§ Task statement
Gather up the lines with the word "Primaria" in them.

§ Materials provided
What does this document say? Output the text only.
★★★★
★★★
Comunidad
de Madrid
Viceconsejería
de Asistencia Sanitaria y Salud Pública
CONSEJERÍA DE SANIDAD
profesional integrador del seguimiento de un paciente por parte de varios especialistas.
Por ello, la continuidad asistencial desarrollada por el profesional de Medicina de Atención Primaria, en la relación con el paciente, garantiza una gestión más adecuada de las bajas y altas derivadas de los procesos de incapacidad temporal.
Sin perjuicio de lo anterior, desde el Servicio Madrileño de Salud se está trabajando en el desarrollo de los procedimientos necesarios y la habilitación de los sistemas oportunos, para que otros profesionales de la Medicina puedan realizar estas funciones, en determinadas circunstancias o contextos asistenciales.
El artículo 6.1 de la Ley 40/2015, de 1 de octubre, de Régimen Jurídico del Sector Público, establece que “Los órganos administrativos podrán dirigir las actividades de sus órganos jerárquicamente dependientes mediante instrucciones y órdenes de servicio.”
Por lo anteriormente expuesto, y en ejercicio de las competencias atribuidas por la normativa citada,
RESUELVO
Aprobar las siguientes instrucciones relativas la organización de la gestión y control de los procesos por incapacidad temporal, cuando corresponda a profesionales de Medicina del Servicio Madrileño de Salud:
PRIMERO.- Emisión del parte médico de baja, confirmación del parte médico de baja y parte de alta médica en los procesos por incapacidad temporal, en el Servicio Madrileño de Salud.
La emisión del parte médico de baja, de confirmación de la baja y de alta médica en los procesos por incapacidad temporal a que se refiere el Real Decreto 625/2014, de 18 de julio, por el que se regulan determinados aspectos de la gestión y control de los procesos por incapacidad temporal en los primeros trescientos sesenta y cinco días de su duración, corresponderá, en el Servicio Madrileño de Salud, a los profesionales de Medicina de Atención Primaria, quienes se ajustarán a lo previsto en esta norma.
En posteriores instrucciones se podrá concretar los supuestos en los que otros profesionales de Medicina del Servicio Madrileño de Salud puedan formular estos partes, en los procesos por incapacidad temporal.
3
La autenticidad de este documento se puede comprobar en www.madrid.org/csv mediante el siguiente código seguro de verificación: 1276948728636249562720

* * *

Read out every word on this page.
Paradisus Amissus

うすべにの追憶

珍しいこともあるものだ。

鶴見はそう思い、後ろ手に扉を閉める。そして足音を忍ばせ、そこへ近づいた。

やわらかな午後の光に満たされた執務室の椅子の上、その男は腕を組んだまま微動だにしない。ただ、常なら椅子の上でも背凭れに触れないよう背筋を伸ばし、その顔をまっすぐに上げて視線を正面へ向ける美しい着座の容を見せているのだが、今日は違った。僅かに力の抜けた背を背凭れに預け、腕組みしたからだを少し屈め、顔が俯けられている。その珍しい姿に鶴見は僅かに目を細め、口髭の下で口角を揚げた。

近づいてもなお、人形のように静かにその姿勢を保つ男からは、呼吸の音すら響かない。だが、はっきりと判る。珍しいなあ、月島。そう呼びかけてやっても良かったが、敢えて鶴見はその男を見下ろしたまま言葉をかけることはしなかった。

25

§ Exercise solution
Por ello, la continuidad asistencial desarrollada por el profesional de Medicina de Atención Primaria, en la relación con el paciente, garantiza una gestión más adecuada de las bajas y altas derivadas de los procesos de incapacidad temporal.
La emisión del parte médico de baja, de confirmación de la baja y de alta médica en los procesos por incapacidad temporal a que se refiere el Real Decreto 625/2014, de 18 de julio, por el que se regulan determinados aspectos de la gestión y control de los procesos por incapacidad temporal en los primeros trescientos sesenta y cinco días de su duración, corresponderá, en el Servicio Madrileño de Salud, a los profesionales de Medicina de Atención Primaria, quienes se ajustarán a lo previsto en esta norma.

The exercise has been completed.